▸ Dataset content:
—————

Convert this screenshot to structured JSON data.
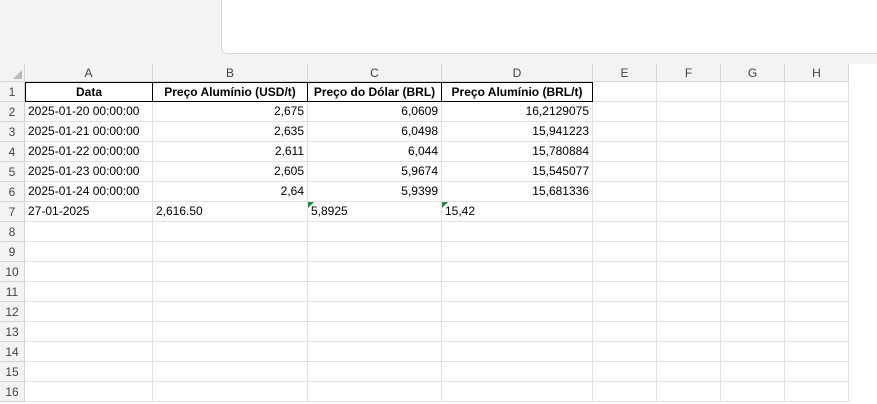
{
  "columns": [
    "A",
    "B",
    "C",
    "D",
    "E",
    "F",
    "G",
    "H"
  ],
  "rows": [
    "1",
    "2",
    "3",
    "4",
    "5",
    "6",
    "7",
    "8",
    "9",
    "10",
    "11",
    "12",
    "13",
    "14",
    "15",
    "16"
  ],
  "headers": [
    "Data",
    "Preço Alumínio (USD/t)",
    "Preço do Dólar (BRL)",
    "Preço Alumínio (BRL/t)"
  ],
  "data_rows": [
    {
      "a": "2025-01-20 00:00:00",
      "b": "2,675",
      "c": "6,0609",
      "d": "16,2129075"
    },
    {
      "a": "2025-01-21 00:00:00",
      "b": "2,635",
      "c": "6,0498",
      "d": "15,941223"
    },
    {
      "a": "2025-01-22 00:00:00",
      "b": "2,611",
      "c": "6,044",
      "d": "15,780884"
    },
    {
      "a": "2025-01-23 00:00:00",
      "b": "2,605",
      "c": "5,9674",
      "d": "15,545077"
    },
    {
      "a": "2025-01-24 00:00:00",
      "b": "2,64",
      "c": "5,9399",
      "d": "15,681336"
    }
  ],
  "text_row": {
    "a": "27-01-2025",
    "b": "2,616.50",
    "c": "5,8925",
    "d": "15,42"
  },
  "colors": {
    "chrome": "#f3f3f3",
    "gridline": "#e1e1e1",
    "number_as_text_marker": "#1e8c3f"
  }
}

—————

▸ To do: Output the records above exactly; leave out the pictures.

▸ Written response:
Convert this screenshot to structured JSON data.
{
  "columns": [
    "A",
    "B",
    "C",
    "D",
    "E",
    "F",
    "G",
    "H"
  ],
  "rows": [
    "1",
    "2",
    "3",
    "4",
    "5",
    "6",
    "7",
    "8",
    "9",
    "10",
    "11",
    "12",
    "13",
    "14",
    "15",
    "16"
  ],
  "headers": [
    "Data",
    "Preço Alumínio (USD/t)",
    "Preço do Dólar (BRL)",
    "Preço Alumínio (BRL/t)"
  ],
  "data_rows": [
    {
      "a": "2025-01-20 00:00:00",
      "b": "2,675",
      "c": "6,0609",
      "d": "16,2129075"
    },
    {
      "a": "2025-01-21 00:00:00",
      "b": "2,635",
      "c": "6,0498",
      "d": "15,941223"
    },
    {
      "a": "2025-01-22 00:00:00",
      "b": "2,611",
      "c": "6,044",
      "d": "15,780884"
    },
    {
      "a": "2025-01-23 00:00:00",
      "b": "2,605",
      "c": "5,9674",
      "d": "15,545077"
    },
    {
      "a": "2025-01-24 00:00:00",
      "b": "2,64",
      "c": "5,9399",
      "d": "15,681336"
    }
  ],
  "text_row": {
    "a": "27-01-2025",
    "b": "2,616.50",
    "c": "5,8925",
    "d": "15,42"
  },
  "colors": {
    "chrome": "#f3f3f3",
    "gridline": "#e1e1e1",
    "number_as_text_marker": "#1e8c3f"
  }
}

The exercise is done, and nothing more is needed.